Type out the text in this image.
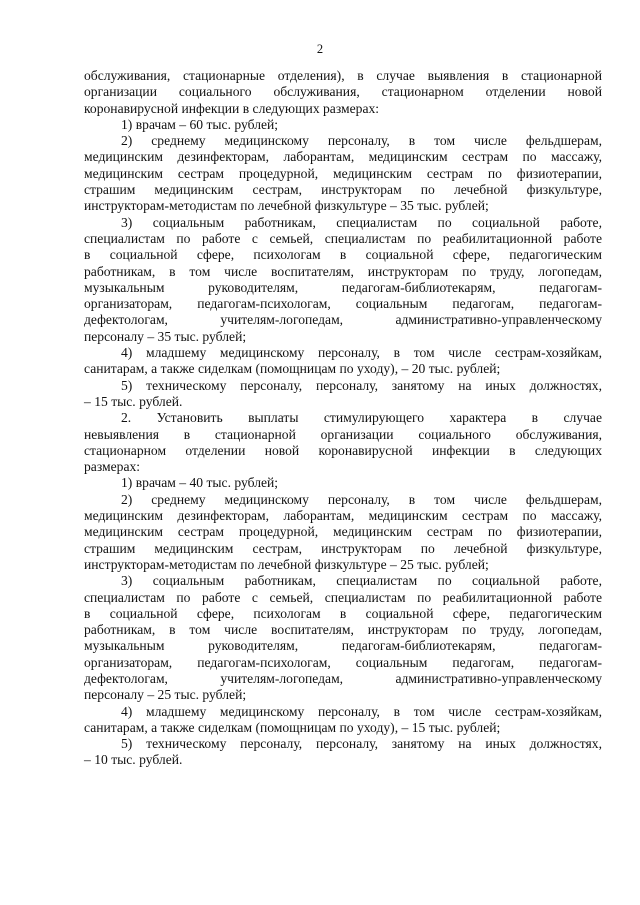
2
обслуживания, стационарные отделения), в случае выявления в стационарной
организации социального обслуживания, стационарном отделении новой
коронавирусной инфекции в следующих размерах:
1) врачам – 60 тыс. рублей;
2) среднему медицинскому персоналу, в том числе фельдшерам,
медицинским дезинфекторам, лаборантам, медицинским сестрам по массажу,
медицинским сестрам процедурной, медицинским сестрам по физиотерапии,
страшим медицинским сестрам, инструкторам по лечебной физкультуре,
инструкторам-методистам по лечебной физкультуре – 35 тыс. рублей;
3) социальным работникам, специалистам по социальной работе,
специалистам по работе с семьей, специалистам по реабилитационной работе
в социальной сфере, психологам в социальной сфере, педагогическим
работникам, в том числе воспитателям, инструкторам по труду, логопедам,
музыкальным руководителям, педагогам-библиотекарям, педагогам-
организаторам, педагогам-психологам, социальным педагогам, педагогам-
дефектологам, учителям-логопедам, административно-управленческому
персоналу – 35 тыс. рублей;
4) младшему медицинскому персоналу, в том числе сестрам-хозяйкам,
санитарам, а также сиделкам (помощницам по уходу), – 20 тыс. рублей;
5) техническому персоналу, персоналу, занятому на иных должностях,
– 15 тыс. рублей.
2. Установить выплаты стимулирующего характера в случае
невыявления в стационарной организации социального обслуживания,
стационарном отделении новой коронавирусной инфекции в следующих
размерах:
1) врачам – 40 тыс. рублей;
2) среднему медицинскому персоналу, в том числе фельдшерам,
медицинским дезинфекторам, лаборантам, медицинским сестрам по массажу,
медицинским сестрам процедурной, медицинским сестрам по физиотерапии,
страшим медицинским сестрам, инструкторам по лечебной физкультуре,
инструкторам-методистам по лечебной физкультуре – 25 тыс. рублей;
3) социальным работникам, специалистам по социальной работе,
специалистам по работе с семьей, специалистам по реабилитационной работе
в социальной сфере, психологам в социальной сфере, педагогическим
работникам, в том числе воспитателям, инструкторам по труду, логопедам,
музыкальным руководителям, педагогам-библиотекарям, педагогам-
организаторам, педагогам-психологам, социальным педагогам, педагогам-
дефектологам, учителям-логопедам, административно-управленческому
персоналу – 25 тыс. рублей;
4) младшему медицинскому персоналу, в том числе сестрам-хозяйкам,
санитарам, а также сиделкам (помощницам по уходу), – 15 тыс. рублей;
5) техническому персоналу, персоналу, занятому на иных должностях,
– 10 тыс. рублей.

◆ **Exercise objective**
Pick out the lines above containing the word "врачам", then copy them.

◆ **Answer**
1) врачам – 60 тыс. рублей;
1) врачам – 40 тыс. рублей;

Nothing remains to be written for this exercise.